Given instruction: Without including the pictures, copy out every line below.

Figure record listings
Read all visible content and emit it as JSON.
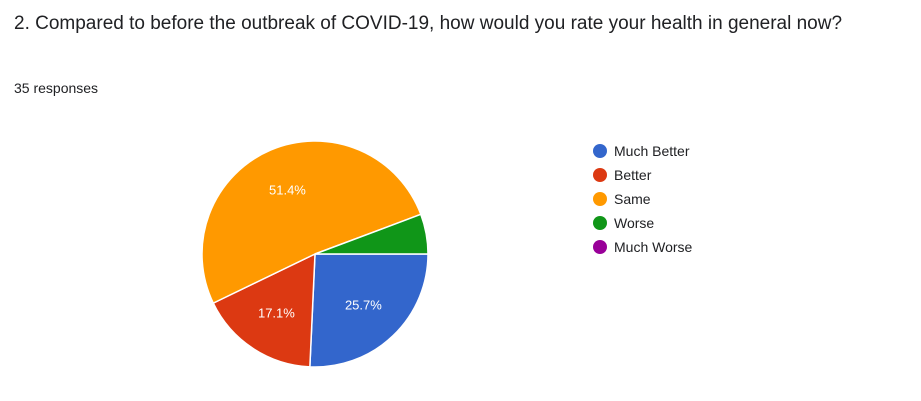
{
  "question": {
    "title": "2. Compared to before the outbreak of COVID-19, how would you rate your health in general now?",
    "response_count": "35 responses"
  },
  "chart_data": {
    "type": "pie",
    "categories": [
      "Much Better",
      "Better",
      "Same",
      "Worse",
      "Much Worse"
    ],
    "values": [
      25.7,
      17.1,
      51.4,
      5.7,
      0
    ],
    "data_labels": [
      "25.7%",
      "17.1%",
      "51.4%",
      "",
      ""
    ],
    "colors": [
      "#3366cc",
      "#dc3912",
      "#ff9900",
      "#109618",
      "#990099"
    ],
    "legend_position": "right"
  }
}
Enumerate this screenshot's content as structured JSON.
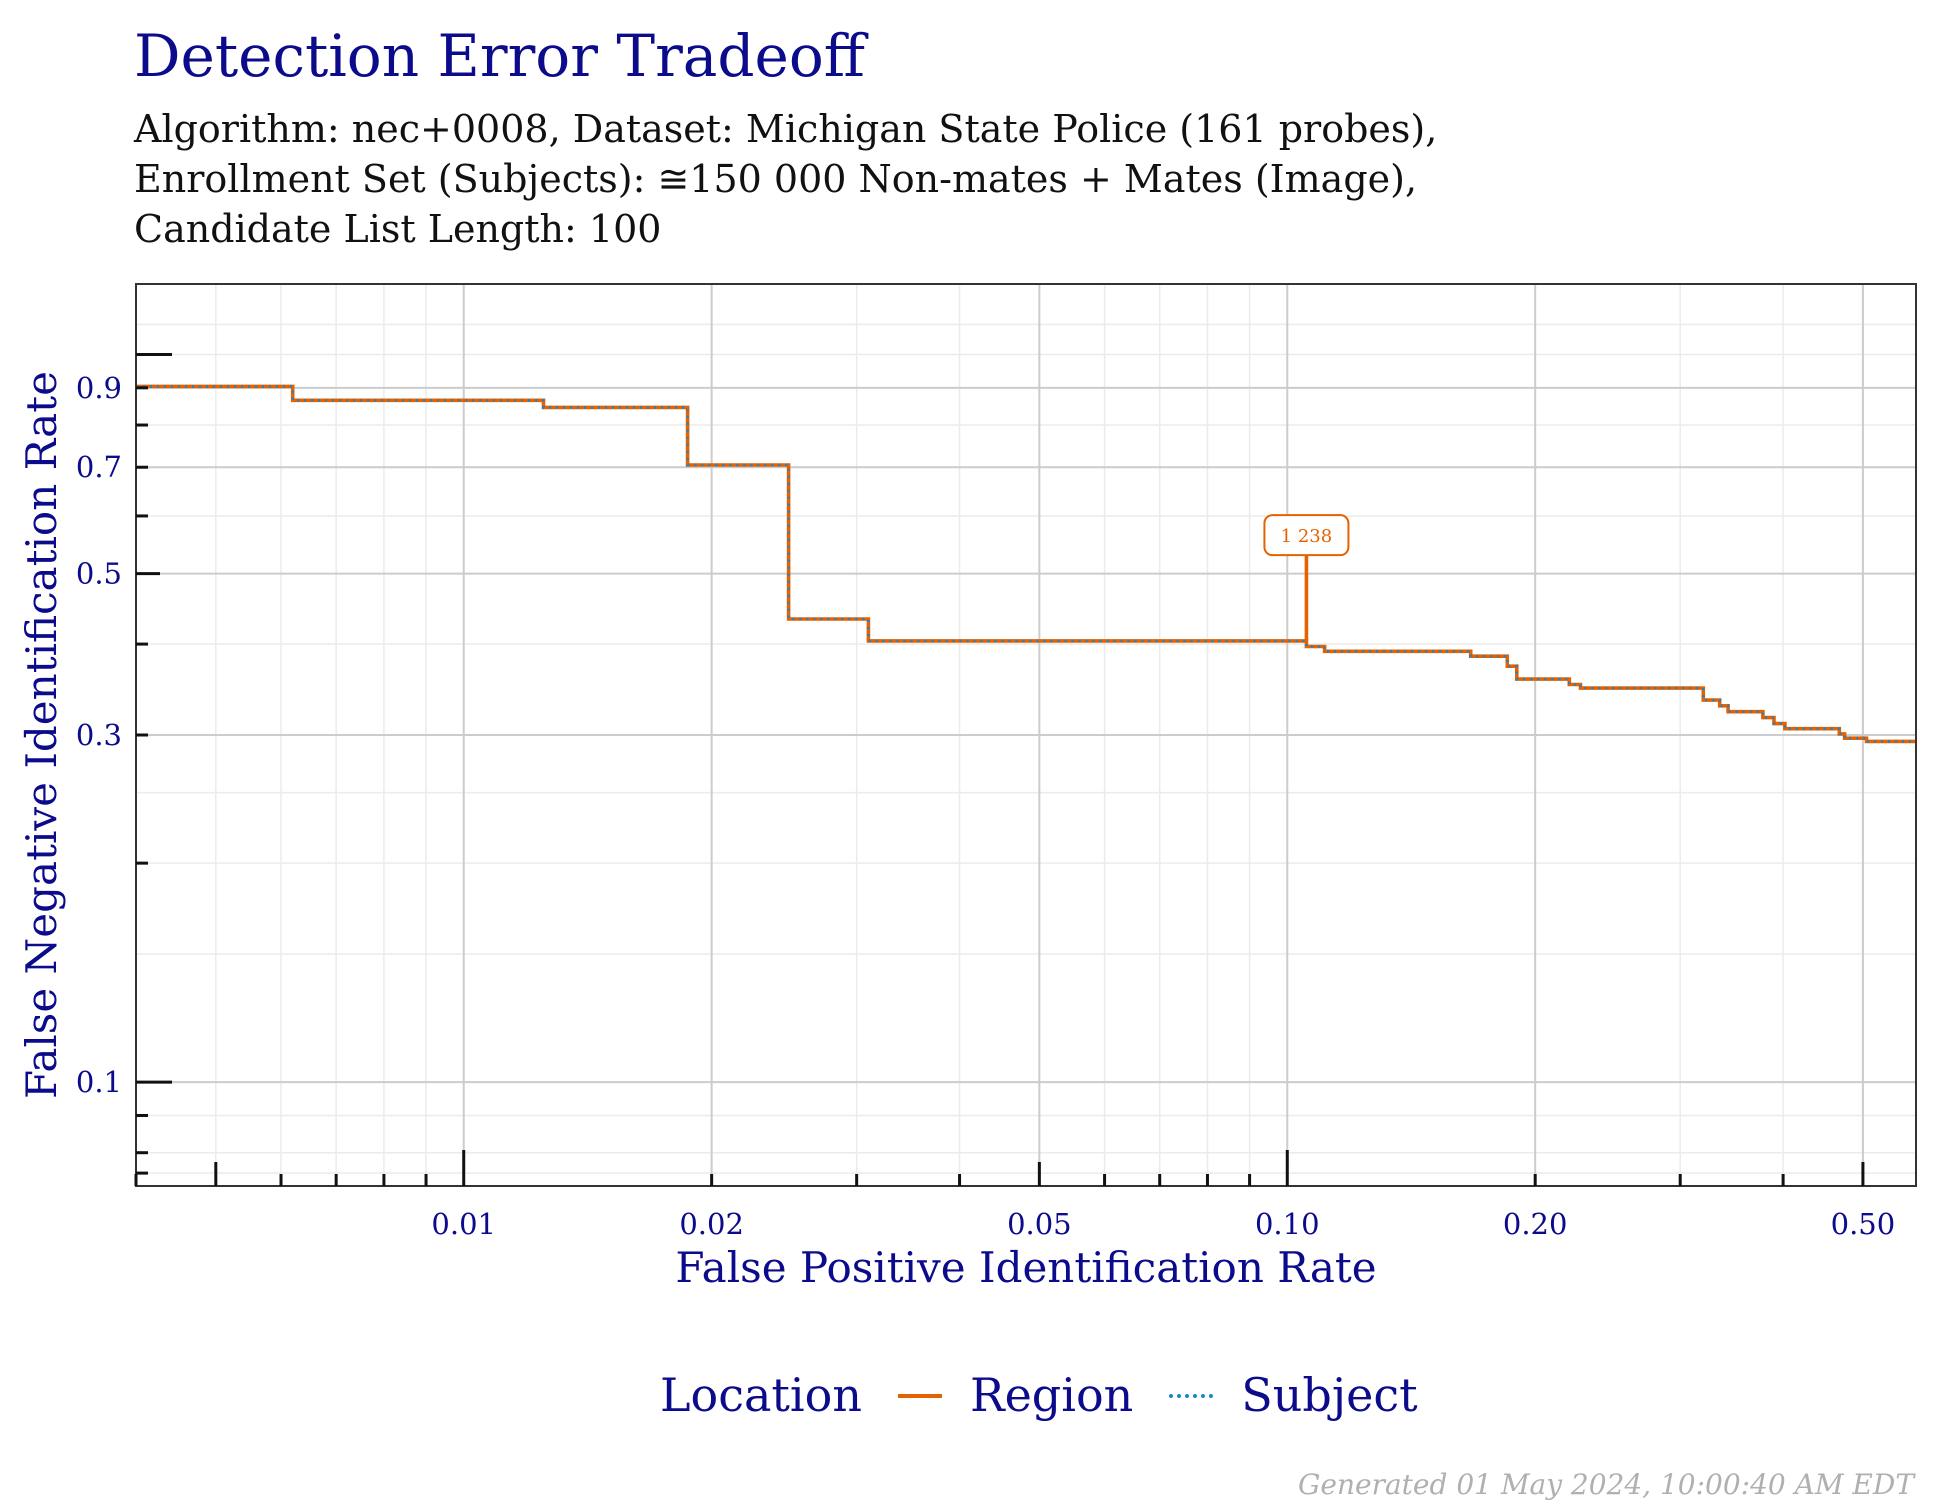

Written response:
Read all visible content and emit it as JSON.
{
  "question": {
    "title": "2. Compared to before the outbreak of COVID-19, how would you rate your health in general now?",
    "response_count": "35 responses"
  },
  "chart_data": {
    "type": "pie",
    "categories": [
      "Much Better",
      "Better",
      "Same",
      "Worse",
      "Much Worse"
    ],
    "values": [
      25.7,
      17.1,
      51.4,
      5.7,
      0
    ],
    "data_labels": [
      "25.7%",
      "17.1%",
      "51.4%",
      "",
      ""
    ],
    "colors": [
      "#3366cc",
      "#dc3912",
      "#ff9900",
      "#109618",
      "#990099"
    ],
    "legend_position": "right"
  }
}
Enumerate this screenshot's content as structured JSON.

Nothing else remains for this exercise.